Records of where elements appear:
╔══
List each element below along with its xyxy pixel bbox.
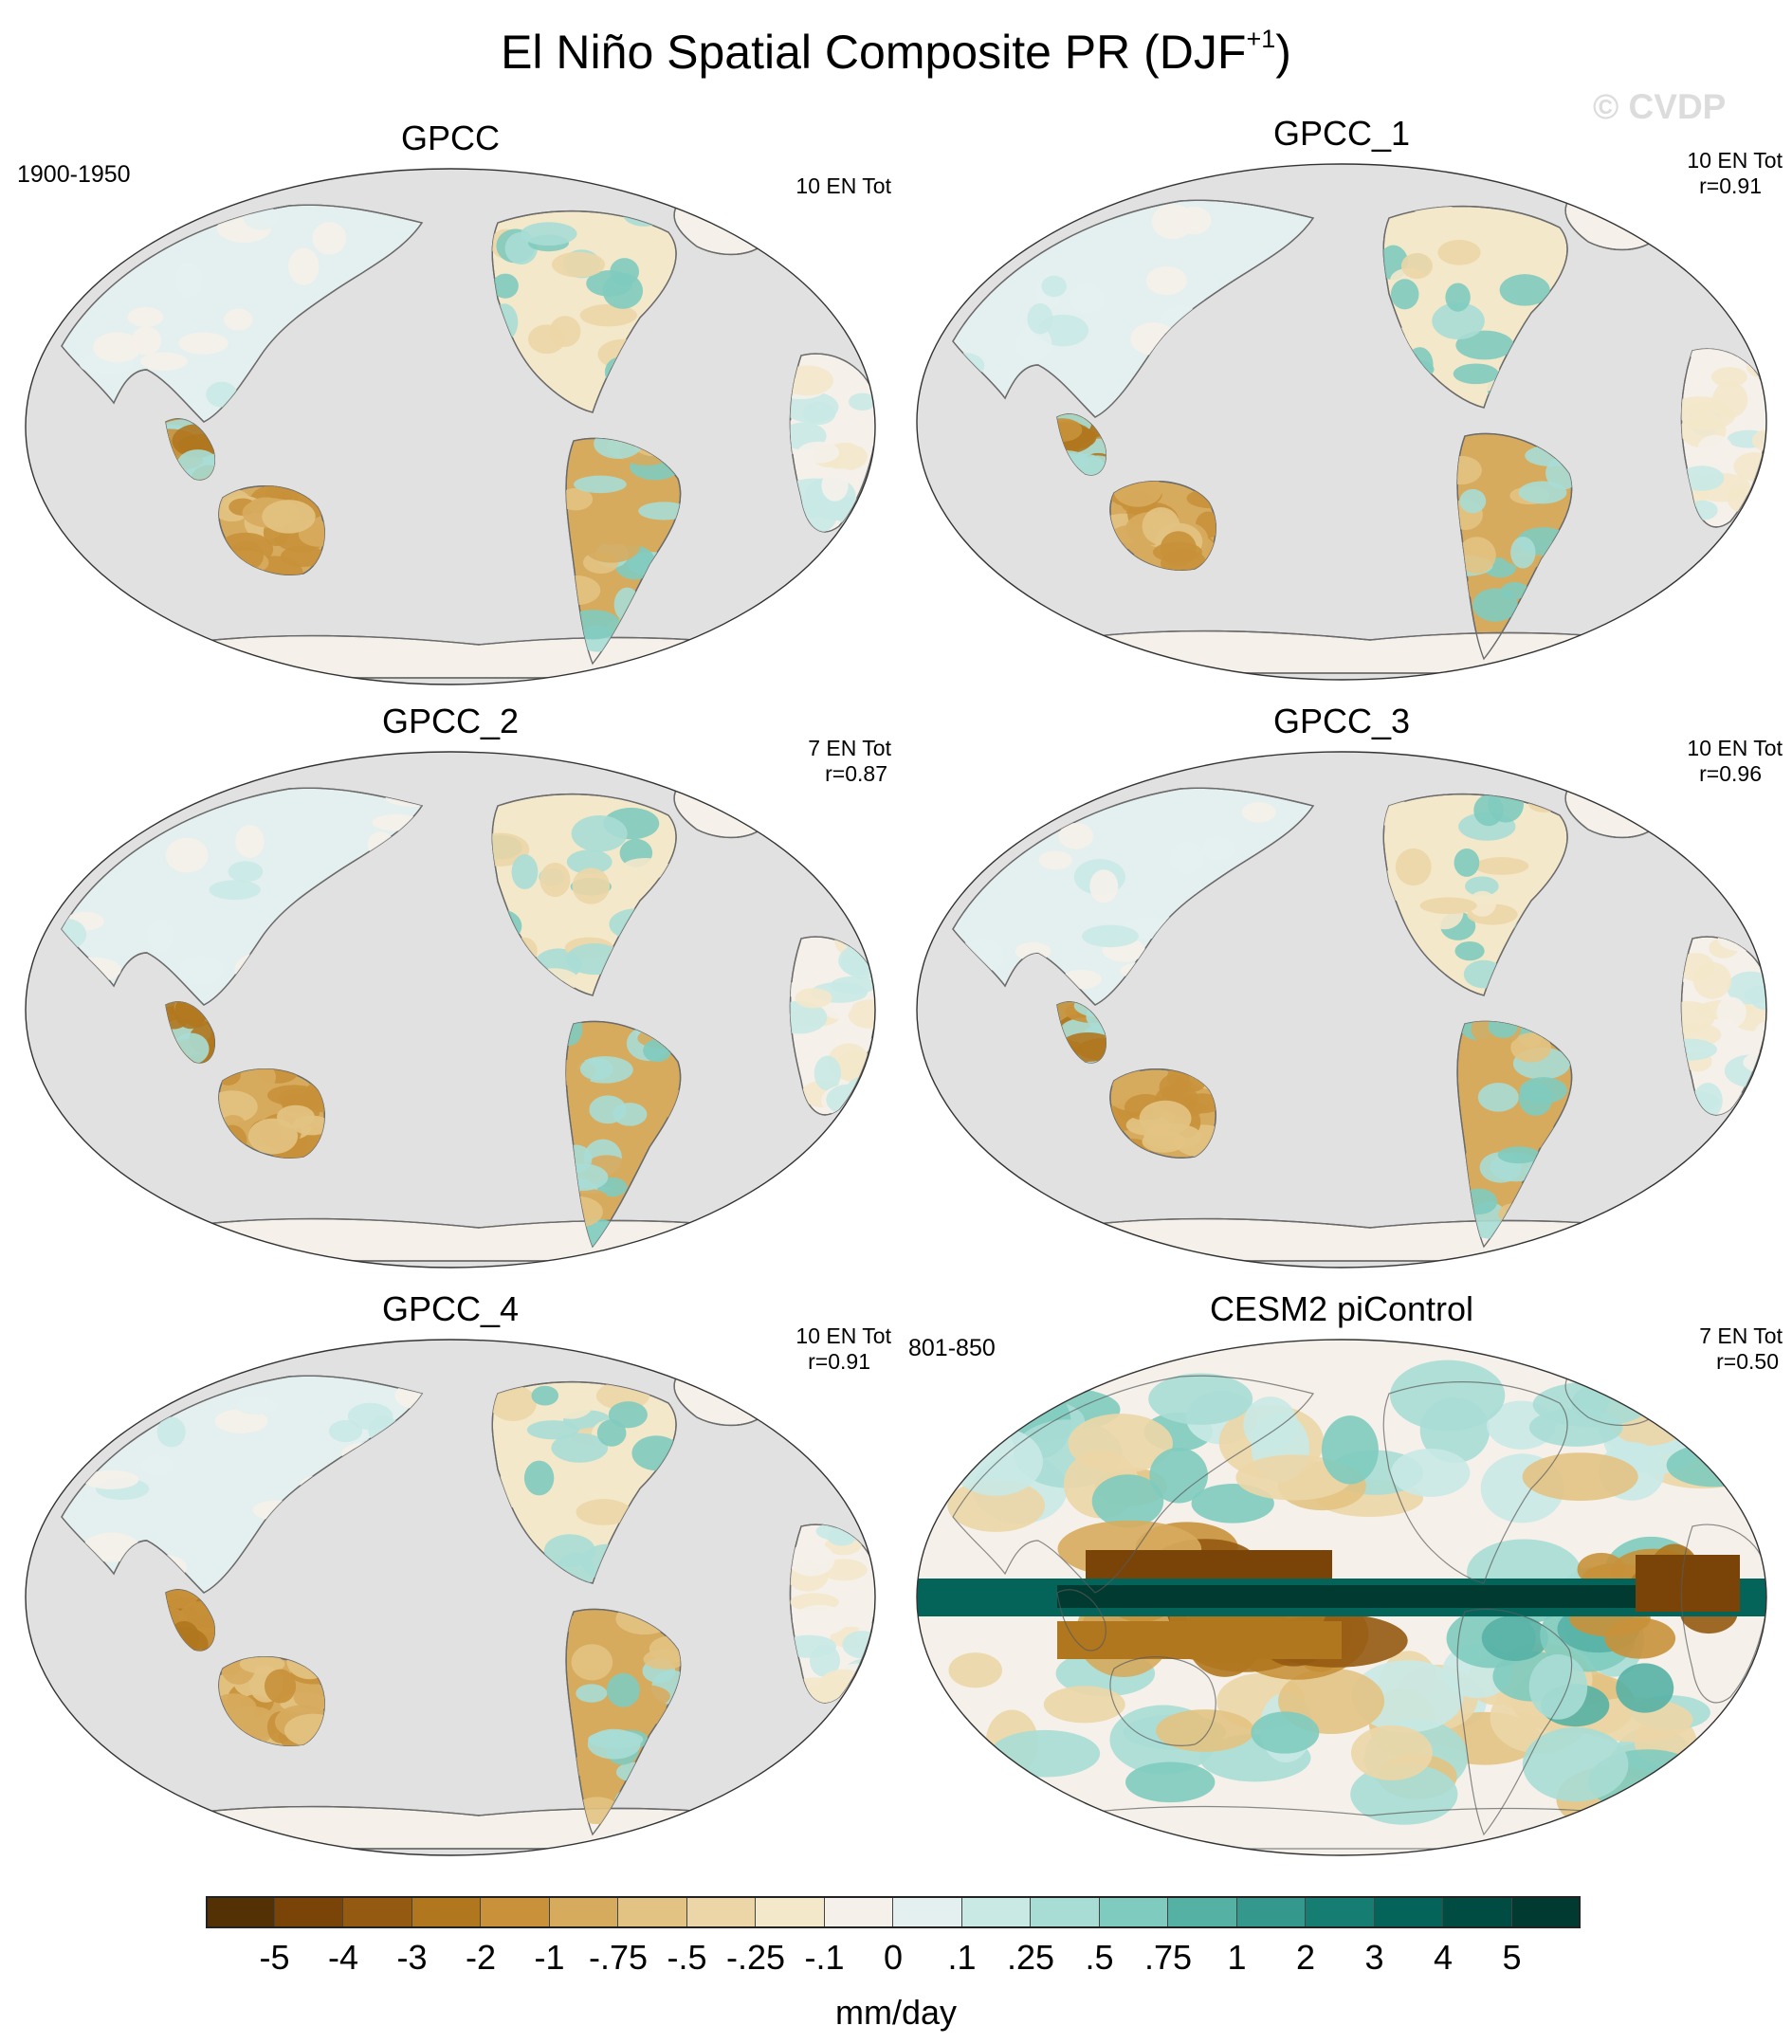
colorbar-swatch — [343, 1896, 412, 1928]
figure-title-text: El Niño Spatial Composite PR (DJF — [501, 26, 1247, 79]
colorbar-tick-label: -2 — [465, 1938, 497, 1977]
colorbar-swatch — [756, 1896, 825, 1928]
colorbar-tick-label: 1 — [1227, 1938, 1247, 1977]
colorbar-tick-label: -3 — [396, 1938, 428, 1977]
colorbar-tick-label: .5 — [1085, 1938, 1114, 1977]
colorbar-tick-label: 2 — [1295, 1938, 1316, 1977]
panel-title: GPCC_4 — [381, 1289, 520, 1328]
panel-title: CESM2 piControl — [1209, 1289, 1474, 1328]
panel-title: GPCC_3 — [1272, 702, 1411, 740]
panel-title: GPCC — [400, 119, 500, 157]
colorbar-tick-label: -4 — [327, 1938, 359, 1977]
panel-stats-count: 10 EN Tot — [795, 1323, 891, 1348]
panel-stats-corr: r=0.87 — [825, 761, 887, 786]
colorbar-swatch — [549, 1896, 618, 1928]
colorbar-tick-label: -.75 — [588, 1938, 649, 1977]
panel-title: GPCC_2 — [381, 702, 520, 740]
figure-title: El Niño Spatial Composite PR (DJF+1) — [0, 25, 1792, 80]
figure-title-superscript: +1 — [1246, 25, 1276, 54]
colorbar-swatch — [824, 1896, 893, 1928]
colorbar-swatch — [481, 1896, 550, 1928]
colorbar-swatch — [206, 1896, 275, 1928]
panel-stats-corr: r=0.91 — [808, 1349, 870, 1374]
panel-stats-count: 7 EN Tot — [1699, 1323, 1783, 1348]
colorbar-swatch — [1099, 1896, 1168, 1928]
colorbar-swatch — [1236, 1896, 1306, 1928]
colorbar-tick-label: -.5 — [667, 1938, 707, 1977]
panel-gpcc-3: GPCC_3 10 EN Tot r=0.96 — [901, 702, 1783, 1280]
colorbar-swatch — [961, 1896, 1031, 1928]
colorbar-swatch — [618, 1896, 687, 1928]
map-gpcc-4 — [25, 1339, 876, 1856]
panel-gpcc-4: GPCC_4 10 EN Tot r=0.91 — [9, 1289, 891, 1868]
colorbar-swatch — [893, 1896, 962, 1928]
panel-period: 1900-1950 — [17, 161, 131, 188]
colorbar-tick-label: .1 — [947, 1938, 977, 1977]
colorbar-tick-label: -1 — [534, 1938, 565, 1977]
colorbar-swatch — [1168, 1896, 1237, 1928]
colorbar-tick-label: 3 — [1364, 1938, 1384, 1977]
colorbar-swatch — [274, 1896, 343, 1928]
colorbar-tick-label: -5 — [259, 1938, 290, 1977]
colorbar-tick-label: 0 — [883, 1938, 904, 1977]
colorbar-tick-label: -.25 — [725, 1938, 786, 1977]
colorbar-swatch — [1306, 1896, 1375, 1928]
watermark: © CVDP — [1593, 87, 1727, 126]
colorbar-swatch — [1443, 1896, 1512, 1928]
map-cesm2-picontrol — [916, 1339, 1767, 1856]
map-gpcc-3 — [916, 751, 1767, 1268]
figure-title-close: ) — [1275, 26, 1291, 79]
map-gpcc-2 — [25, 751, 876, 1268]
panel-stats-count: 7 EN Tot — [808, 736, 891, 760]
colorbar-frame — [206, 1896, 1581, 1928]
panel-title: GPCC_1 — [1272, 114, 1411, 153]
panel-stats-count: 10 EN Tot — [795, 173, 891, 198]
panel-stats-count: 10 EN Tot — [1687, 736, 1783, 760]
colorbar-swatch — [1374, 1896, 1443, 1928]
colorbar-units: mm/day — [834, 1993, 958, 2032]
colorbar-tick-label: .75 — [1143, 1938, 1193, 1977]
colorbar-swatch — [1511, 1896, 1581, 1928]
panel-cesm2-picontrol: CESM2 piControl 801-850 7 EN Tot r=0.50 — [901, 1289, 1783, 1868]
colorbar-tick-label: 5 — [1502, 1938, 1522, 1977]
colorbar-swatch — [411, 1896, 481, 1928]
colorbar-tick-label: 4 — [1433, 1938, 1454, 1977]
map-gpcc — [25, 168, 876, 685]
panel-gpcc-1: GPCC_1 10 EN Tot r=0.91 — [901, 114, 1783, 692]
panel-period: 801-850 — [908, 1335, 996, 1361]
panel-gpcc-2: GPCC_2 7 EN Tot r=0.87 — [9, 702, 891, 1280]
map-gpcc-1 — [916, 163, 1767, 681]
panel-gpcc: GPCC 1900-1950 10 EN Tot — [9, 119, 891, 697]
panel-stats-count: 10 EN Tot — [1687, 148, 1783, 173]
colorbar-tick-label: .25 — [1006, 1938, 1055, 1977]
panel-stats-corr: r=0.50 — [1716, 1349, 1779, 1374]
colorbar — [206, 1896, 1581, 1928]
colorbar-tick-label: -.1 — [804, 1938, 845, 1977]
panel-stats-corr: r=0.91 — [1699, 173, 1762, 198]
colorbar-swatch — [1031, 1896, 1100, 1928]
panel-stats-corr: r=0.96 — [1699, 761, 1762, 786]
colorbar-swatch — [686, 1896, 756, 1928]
╚══
Problem>
Copy the lines of the listing above verbatim, from the line with "colorbar-swatch — [343, 1896, 412, 1928]" to the line with "colorbar-tick-label: .5 —", both included.

Exercise output>
colorbar-swatch — [343, 1896, 412, 1928]
figure-title-text: El Niño Spatial Composite PR (DJF — [501, 26, 1247, 79]
colorbar-tick-label: -2 — [465, 1938, 497, 1977]
colorbar-swatch — [756, 1896, 825, 1928]
colorbar-tick-label: 1 — [1227, 1938, 1247, 1977]
colorbar-tick-label: -3 — [396, 1938, 428, 1977]
colorbar-tick-label: .5 — [1085, 1938, 1114, 1977]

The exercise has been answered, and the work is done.